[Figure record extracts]
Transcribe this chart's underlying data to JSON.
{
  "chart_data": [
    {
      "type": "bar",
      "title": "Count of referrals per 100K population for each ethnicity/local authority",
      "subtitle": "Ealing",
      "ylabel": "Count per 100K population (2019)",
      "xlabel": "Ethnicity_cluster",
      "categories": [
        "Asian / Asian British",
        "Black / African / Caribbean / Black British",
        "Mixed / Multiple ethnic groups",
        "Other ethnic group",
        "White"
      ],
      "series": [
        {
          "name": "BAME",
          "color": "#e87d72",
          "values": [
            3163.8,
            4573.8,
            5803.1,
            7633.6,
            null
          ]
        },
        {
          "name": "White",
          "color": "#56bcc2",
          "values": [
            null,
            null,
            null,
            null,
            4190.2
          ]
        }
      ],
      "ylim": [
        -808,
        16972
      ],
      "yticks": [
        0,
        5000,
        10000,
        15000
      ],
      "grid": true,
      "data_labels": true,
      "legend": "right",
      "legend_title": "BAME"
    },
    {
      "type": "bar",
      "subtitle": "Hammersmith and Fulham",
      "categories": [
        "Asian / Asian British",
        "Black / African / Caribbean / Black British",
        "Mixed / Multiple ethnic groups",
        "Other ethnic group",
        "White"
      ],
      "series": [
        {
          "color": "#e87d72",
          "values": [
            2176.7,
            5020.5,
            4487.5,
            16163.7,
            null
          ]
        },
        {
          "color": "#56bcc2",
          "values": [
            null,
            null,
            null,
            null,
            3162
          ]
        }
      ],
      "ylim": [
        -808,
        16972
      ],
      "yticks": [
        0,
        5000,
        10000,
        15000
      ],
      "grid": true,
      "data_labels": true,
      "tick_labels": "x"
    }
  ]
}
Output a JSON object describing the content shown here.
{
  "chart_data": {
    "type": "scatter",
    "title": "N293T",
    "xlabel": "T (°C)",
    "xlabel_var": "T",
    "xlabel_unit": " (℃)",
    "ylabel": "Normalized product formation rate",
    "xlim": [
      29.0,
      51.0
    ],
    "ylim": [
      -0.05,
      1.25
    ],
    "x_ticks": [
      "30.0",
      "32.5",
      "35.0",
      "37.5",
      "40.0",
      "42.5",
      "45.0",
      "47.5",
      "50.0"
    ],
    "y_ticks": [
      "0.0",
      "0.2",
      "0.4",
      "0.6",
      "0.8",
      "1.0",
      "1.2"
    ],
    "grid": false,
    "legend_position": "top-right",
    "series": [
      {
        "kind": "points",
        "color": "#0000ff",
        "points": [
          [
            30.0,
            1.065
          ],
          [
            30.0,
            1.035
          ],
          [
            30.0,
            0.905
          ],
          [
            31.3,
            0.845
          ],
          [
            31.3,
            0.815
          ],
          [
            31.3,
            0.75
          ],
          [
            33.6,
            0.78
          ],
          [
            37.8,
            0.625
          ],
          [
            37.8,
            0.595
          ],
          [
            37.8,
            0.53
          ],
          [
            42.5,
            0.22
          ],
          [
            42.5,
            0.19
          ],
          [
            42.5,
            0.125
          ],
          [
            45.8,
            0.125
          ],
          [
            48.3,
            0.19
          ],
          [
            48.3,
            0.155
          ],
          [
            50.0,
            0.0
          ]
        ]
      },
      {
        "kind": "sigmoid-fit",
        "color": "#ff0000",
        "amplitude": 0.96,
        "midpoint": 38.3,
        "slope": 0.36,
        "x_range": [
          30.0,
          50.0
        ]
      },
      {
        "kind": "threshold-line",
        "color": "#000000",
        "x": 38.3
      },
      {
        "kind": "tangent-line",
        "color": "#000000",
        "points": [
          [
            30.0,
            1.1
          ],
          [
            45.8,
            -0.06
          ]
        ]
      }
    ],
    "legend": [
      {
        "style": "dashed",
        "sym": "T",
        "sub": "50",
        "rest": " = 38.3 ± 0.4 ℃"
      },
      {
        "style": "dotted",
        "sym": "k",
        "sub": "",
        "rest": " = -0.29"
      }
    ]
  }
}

- _REQUIREMENTS_
Every record above must be duplicated exactly.

- _RESULT FOR THIS EXERCISE_
Transcribe this chart's underlying data to JSON.
{
  "chart_data": [
    {
      "type": "bar",
      "title": "Count of referrals per 100K population for each ethnicity/local authority",
      "subtitle": "Ealing",
      "ylabel": "Count per 100K population (2019)",
      "xlabel": "Ethnicity_cluster",
      "categories": [
        "Asian / Asian British",
        "Black / African / Caribbean / Black British",
        "Mixed / Multiple ethnic groups",
        "Other ethnic group",
        "White"
      ],
      "series": [
        {
          "name": "BAME",
          "color": "#e87d72",
          "values": [
            3163.8,
            4573.8,
            5803.1,
            7633.6,
            null
          ]
        },
        {
          "name": "White",
          "color": "#56bcc2",
          "values": [
            null,
            null,
            null,
            null,
            4190.2
          ]
        }
      ],
      "ylim": [
        -808,
        16972
      ],
      "yticks": [
        0,
        5000,
        10000,
        15000
      ],
      "grid": true,
      "data_labels": true,
      "legend": "right",
      "legend_title": "BAME"
    },
    {
      "type": "bar",
      "subtitle": "Hammersmith and Fulham",
      "categories": [
        "Asian / Asian British",
        "Black / African / Caribbean / Black British",
        "Mixed / Multiple ethnic groups",
        "Other ethnic group",
        "White"
      ],
      "series": [
        {
          "color": "#e87d72",
          "values": [
            2176.7,
            5020.5,
            4487.5,
            16163.7,
            null
          ]
        },
        {
          "color": "#56bcc2",
          "values": [
            null,
            null,
            null,
            null,
            3162
          ]
        }
      ],
      "ylim": [
        -808,
        16972
      ],
      "yticks": [
        0,
        5000,
        10000,
        15000
      ],
      "grid": true,
      "data_labels": true,
      "tick_labels": "x"
    }
  ]
}
Output a JSON object describing the content shown here.
{
  "chart_data": {
    "type": "scatter",
    "title": "N293T",
    "xlabel": "T (°C)",
    "xlabel_var": "T",
    "xlabel_unit": " (℃)",
    "ylabel": "Normalized product formation rate",
    "xlim": [
      29.0,
      51.0
    ],
    "ylim": [
      -0.05,
      1.25
    ],
    "x_ticks": [
      "30.0",
      "32.5",
      "35.0",
      "37.5",
      "40.0",
      "42.5",
      "45.0",
      "47.5",
      "50.0"
    ],
    "y_ticks": [
      "0.0",
      "0.2",
      "0.4",
      "0.6",
      "0.8",
      "1.0",
      "1.2"
    ],
    "grid": false,
    "legend_position": "top-right",
    "series": [
      {
        "kind": "points",
        "color": "#0000ff",
        "points": [
          [
            30.0,
            1.065
          ],
          [
            30.0,
            1.035
          ],
          [
            30.0,
            0.905
          ],
          [
            31.3,
            0.845
          ],
          [
            31.3,
            0.815
          ],
          [
            31.3,
            0.75
          ],
          [
            33.6,
            0.78
          ],
          [
            37.8,
            0.625
          ],
          [
            37.8,
            0.595
          ],
          [
            37.8,
            0.53
          ],
          [
            42.5,
            0.22
          ],
          [
            42.5,
            0.19
          ],
          [
            42.5,
            0.125
          ],
          [
            45.8,
            0.125
          ],
          [
            48.3,
            0.19
          ],
          [
            48.3,
            0.155
          ],
          [
            50.0,
            0.0
          ]
        ]
      },
      {
        "kind": "sigmoid-fit",
        "color": "#ff0000",
        "amplitude": 0.96,
        "midpoint": 38.3,
        "slope": 0.36,
        "x_range": [
          30.0,
          50.0
        ]
      },
      {
        "kind": "threshold-line",
        "color": "#000000",
        "x": 38.3
      },
      {
        "kind": "tangent-line",
        "color": "#000000",
        "points": [
          [
            30.0,
            1.1
          ],
          [
            45.8,
            -0.06
          ]
        ]
      }
    ],
    "legend": [
      {
        "style": "dashed",
        "sym": "T",
        "sub": "50",
        "rest": " = 38.3 ± 0.4 ℃"
      },
      {
        "style": "dotted",
        "sym": "k",
        "sub": "",
        "rest": " = -0.29"
      }
    ]
  }
}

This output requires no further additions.